Exercise prompt - The records that follow are to be repeated without alteration.

..............................

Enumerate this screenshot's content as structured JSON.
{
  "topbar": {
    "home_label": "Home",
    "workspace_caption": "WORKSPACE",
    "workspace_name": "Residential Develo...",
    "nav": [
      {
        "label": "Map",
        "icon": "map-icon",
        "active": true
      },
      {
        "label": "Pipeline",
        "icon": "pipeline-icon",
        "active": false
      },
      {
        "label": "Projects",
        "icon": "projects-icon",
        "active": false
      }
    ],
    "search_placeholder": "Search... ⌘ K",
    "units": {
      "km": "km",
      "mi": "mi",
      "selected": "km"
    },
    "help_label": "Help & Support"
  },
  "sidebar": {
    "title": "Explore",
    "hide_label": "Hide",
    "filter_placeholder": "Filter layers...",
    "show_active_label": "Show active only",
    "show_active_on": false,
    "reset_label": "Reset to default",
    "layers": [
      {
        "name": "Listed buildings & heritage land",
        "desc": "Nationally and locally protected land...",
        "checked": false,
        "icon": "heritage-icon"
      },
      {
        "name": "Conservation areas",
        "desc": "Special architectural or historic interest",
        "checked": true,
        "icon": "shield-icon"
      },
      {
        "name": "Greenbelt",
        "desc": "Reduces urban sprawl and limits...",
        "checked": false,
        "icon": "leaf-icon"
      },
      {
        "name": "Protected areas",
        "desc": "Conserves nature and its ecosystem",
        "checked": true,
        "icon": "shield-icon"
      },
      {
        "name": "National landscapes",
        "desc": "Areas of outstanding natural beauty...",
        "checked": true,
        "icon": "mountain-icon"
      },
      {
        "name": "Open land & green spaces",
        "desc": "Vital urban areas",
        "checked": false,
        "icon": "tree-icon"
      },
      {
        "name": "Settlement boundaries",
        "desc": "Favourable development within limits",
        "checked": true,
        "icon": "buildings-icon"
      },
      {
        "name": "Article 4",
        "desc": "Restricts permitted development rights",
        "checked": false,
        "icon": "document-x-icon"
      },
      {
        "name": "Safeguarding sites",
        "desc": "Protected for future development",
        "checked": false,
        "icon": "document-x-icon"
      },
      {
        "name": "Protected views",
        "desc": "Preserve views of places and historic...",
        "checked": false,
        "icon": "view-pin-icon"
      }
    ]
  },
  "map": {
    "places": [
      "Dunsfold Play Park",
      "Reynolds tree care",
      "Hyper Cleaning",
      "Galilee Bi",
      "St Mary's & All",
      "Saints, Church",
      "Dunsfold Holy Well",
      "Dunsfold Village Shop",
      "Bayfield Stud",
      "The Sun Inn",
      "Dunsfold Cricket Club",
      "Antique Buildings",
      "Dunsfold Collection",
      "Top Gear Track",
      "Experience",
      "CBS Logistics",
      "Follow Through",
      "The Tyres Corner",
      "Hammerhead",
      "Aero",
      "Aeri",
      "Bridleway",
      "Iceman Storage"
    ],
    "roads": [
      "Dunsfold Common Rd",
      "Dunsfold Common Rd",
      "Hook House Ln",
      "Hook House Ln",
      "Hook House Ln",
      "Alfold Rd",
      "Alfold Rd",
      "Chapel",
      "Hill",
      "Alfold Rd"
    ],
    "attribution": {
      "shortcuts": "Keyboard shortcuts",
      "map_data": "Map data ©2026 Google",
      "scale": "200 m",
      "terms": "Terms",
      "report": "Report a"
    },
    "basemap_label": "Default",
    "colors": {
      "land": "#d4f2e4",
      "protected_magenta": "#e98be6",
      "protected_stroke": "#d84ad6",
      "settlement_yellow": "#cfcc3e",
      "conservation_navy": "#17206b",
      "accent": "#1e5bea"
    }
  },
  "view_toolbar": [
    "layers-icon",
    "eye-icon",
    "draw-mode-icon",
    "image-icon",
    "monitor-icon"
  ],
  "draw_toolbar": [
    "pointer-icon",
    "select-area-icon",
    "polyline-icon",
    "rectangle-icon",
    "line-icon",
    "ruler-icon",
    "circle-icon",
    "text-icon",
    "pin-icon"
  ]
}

..............................

Written answer -
Enumerate this screenshot's content as structured JSON.
{
  "topbar": {
    "home_label": "Home",
    "workspace_caption": "WORKSPACE",
    "workspace_name": "Residential Develo...",
    "nav": [
      {
        "label": "Map",
        "icon": "map-icon",
        "active": true
      },
      {
        "label": "Pipeline",
        "icon": "pipeline-icon",
        "active": false
      },
      {
        "label": "Projects",
        "icon": "projects-icon",
        "active": false
      }
    ],
    "search_placeholder": "Search... ⌘ K",
    "units": {
      "km": "km",
      "mi": "mi",
      "selected": "km"
    },
    "help_label": "Help & Support"
  },
  "sidebar": {
    "title": "Explore",
    "hide_label": "Hide",
    "filter_placeholder": "Filter layers...",
    "show_active_label": "Show active only",
    "show_active_on": false,
    "reset_label": "Reset to default",
    "layers": [
      {
        "name": "Listed buildings & heritage land",
        "desc": "Nationally and locally protected land...",
        "checked": false,
        "icon": "heritage-icon"
      },
      {
        "name": "Conservation areas",
        "desc": "Special architectural or historic interest",
        "checked": true,
        "icon": "shield-icon"
      },
      {
        "name": "Greenbelt",
        "desc": "Reduces urban sprawl and limits...",
        "checked": false,
        "icon": "leaf-icon"
      },
      {
        "name": "Protected areas",
        "desc": "Conserves nature and its ecosystem",
        "checked": true,
        "icon": "shield-icon"
      },
      {
        "name": "National landscapes",
        "desc": "Areas of outstanding natural beauty...",
        "checked": true,
        "icon": "mountain-icon"
      },
      {
        "name": "Open land & green spaces",
        "desc": "Vital urban areas",
        "checked": false,
        "icon": "tree-icon"
      },
      {
        "name": "Settlement boundaries",
        "desc": "Favourable development within limits",
        "checked": true,
        "icon": "buildings-icon"
      },
      {
        "name": "Article 4",
        "desc": "Restricts permitted development rights",
        "checked": false,
        "icon": "document-x-icon"
      },
      {
        "name": "Safeguarding sites",
        "desc": "Protected for future development",
        "checked": false,
        "icon": "document-x-icon"
      },
      {
        "name": "Protected views",
        "desc": "Preserve views of places and historic...",
        "checked": false,
        "icon": "view-pin-icon"
      }
    ]
  },
  "map": {
    "places": [
      "Dunsfold Play Park",
      "Reynolds tree care",
      "Hyper Cleaning",
      "Galilee Bi",
      "St Mary's & All",
      "Saints, Church",
      "Dunsfold Holy Well",
      "Dunsfold Village Shop",
      "Bayfield Stud",
      "The Sun Inn",
      "Dunsfold Cricket Club",
      "Antique Buildings",
      "Dunsfold Collection",
      "Top Gear Track",
      "Experience",
      "CBS Logistics",
      "Follow Through",
      "The Tyres Corner",
      "Hammerhead",
      "Aero",
      "Aeri",
      "Bridleway",
      "Iceman Storage"
    ],
    "roads": [
      "Dunsfold Common Rd",
      "Dunsfold Common Rd",
      "Hook House Ln",
      "Hook House Ln",
      "Hook House Ln",
      "Alfold Rd",
      "Alfold Rd",
      "Chapel",
      "Hill",
      "Alfold Rd"
    ],
    "attribution": {
      "shortcuts": "Keyboard shortcuts",
      "map_data": "Map data ©2026 Google",
      "scale": "200 m",
      "terms": "Terms",
      "report": "Report a"
    },
    "basemap_label": "Default",
    "colors": {
      "land": "#d4f2e4",
      "protected_magenta": "#e98be6",
      "protected_stroke": "#d84ad6",
      "settlement_yellow": "#cfcc3e",
      "conservation_navy": "#17206b",
      "accent": "#1e5bea"
    }
  },
  "view_toolbar": [
    "layers-icon",
    "eye-icon",
    "draw-mode-icon",
    "image-icon",
    "monitor-icon"
  ],
  "draw_toolbar": [
    "pointer-icon",
    "select-area-icon",
    "polyline-icon",
    "rectangle-icon",
    "line-icon",
    "ruler-icon",
    "circle-icon",
    "text-icon",
    "pin-icon"
  ]
}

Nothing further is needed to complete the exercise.